■ Extracts from a graphics dataset ■
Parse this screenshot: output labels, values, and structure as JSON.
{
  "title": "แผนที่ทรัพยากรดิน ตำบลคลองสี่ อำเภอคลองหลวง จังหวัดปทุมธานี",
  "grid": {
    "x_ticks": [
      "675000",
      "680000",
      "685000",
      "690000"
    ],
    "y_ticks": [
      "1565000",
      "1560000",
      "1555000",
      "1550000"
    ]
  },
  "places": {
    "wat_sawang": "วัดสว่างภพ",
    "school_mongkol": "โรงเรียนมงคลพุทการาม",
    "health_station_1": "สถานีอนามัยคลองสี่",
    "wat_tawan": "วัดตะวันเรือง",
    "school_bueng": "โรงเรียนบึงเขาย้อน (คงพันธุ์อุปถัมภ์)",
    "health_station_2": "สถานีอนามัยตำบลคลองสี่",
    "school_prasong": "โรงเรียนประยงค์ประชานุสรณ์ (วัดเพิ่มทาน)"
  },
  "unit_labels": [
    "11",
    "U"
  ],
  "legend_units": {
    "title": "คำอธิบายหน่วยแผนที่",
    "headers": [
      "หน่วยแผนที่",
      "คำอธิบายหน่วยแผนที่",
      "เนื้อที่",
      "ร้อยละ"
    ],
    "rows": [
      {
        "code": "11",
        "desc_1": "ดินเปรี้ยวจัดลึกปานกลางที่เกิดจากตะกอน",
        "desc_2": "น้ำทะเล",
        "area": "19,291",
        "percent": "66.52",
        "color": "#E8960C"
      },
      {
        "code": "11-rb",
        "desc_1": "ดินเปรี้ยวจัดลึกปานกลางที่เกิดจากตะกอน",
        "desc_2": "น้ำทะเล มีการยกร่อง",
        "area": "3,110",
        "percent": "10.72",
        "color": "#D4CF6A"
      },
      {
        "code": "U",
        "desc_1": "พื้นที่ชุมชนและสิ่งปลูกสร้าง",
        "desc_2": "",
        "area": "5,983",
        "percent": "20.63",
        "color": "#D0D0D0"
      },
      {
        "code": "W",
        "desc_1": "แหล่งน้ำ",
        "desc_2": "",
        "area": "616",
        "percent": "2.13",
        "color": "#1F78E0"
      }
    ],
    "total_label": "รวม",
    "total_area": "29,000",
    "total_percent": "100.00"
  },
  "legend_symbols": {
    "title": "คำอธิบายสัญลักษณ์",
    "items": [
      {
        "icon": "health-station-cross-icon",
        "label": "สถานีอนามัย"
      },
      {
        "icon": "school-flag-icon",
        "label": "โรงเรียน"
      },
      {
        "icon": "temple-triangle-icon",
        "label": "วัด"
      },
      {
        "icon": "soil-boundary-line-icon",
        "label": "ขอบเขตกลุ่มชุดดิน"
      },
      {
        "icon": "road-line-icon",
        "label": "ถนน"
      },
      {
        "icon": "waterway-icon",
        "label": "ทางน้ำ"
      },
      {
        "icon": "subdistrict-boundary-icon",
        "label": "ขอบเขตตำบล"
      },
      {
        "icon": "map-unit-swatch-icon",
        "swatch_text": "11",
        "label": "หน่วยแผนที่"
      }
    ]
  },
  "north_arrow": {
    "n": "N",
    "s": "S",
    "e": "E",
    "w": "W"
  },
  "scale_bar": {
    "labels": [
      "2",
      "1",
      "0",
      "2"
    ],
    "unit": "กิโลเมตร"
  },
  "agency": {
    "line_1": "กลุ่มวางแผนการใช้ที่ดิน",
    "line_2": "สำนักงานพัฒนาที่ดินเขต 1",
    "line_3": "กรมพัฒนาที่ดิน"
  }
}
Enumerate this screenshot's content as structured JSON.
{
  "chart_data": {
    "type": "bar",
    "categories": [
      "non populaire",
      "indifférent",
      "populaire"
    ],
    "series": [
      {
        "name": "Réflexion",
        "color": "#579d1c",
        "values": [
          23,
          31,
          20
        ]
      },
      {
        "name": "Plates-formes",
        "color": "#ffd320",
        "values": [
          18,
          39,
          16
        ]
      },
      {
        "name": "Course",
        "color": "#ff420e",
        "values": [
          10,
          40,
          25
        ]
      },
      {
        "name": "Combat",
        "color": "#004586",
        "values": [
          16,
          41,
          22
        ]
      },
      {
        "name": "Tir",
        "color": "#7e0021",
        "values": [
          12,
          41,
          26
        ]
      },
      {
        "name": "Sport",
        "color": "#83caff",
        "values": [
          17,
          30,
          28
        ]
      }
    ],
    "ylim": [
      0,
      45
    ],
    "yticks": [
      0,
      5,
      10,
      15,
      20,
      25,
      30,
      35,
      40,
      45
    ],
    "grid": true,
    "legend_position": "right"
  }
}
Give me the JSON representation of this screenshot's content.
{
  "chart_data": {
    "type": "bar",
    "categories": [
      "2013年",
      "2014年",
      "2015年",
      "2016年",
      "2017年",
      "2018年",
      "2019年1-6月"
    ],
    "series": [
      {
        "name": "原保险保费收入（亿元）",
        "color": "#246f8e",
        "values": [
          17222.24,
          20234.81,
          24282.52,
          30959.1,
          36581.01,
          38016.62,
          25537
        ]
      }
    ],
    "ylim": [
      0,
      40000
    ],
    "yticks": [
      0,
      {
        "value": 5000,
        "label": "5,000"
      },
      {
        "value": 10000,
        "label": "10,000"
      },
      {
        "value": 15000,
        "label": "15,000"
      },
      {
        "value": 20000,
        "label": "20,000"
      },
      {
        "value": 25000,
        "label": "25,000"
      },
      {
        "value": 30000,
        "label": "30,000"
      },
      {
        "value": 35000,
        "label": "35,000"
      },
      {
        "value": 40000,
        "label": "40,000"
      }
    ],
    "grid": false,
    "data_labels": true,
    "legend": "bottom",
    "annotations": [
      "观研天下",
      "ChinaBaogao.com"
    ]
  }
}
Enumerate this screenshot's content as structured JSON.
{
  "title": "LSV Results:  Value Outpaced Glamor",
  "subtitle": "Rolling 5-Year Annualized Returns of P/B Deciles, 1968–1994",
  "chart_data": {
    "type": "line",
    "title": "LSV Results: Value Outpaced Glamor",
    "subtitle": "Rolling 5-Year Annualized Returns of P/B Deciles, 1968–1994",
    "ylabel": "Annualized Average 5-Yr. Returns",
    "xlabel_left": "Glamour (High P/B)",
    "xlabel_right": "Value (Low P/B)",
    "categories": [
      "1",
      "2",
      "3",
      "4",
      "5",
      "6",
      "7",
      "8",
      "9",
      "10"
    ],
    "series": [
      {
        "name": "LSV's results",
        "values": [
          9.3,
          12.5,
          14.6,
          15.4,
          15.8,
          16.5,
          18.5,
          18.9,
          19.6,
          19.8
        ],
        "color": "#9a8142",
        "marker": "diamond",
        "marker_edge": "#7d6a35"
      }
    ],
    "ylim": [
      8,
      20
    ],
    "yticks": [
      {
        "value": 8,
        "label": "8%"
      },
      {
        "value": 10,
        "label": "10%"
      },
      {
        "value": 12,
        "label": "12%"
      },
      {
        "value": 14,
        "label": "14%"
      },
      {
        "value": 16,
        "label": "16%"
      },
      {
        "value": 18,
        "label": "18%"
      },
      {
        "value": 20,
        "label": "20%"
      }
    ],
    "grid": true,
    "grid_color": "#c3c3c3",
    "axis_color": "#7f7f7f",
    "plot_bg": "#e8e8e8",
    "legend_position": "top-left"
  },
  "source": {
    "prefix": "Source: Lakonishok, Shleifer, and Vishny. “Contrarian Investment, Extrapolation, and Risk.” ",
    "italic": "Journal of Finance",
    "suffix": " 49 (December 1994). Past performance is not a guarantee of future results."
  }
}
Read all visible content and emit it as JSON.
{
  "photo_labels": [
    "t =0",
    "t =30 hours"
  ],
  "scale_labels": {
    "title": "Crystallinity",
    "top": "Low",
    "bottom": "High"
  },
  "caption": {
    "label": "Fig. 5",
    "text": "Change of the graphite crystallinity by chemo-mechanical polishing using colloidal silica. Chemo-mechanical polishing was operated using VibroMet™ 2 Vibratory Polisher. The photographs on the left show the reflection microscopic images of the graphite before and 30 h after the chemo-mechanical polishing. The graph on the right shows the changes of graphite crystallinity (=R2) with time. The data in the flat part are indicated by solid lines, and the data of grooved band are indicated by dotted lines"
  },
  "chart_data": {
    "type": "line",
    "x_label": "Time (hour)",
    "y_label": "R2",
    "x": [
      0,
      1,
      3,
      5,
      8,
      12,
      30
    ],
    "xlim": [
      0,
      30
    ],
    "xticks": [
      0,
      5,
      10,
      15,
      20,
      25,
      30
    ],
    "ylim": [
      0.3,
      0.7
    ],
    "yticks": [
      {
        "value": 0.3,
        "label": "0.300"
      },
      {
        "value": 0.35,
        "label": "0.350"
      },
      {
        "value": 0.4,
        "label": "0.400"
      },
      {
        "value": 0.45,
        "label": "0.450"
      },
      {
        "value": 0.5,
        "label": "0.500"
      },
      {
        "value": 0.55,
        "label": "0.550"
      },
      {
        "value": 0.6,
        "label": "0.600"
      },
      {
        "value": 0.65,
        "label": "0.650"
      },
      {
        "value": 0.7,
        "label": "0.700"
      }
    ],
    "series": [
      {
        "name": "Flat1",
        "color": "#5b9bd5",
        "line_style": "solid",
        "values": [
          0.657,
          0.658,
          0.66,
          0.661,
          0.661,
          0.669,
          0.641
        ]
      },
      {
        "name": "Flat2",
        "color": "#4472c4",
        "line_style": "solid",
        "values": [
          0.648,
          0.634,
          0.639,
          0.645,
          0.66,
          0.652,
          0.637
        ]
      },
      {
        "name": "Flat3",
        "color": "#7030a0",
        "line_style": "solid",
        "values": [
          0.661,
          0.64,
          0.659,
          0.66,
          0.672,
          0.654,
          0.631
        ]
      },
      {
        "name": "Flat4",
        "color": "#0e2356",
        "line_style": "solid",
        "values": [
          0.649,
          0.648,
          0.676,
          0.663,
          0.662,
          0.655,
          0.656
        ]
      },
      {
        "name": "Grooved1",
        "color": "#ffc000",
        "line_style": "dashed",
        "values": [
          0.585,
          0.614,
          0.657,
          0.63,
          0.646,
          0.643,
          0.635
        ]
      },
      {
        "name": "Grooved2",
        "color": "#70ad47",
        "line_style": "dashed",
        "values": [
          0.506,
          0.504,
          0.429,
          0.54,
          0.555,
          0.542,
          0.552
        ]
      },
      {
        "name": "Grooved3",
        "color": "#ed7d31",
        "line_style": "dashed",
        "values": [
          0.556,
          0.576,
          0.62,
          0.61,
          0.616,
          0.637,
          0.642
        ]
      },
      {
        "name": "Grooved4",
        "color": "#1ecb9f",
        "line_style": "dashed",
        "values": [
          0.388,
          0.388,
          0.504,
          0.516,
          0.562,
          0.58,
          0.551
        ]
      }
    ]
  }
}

■ REQUIRED WORK ■
What is the number of lines above that contain "Outpaced"? Answer with that number only.

■ IN RESPONSE ■
2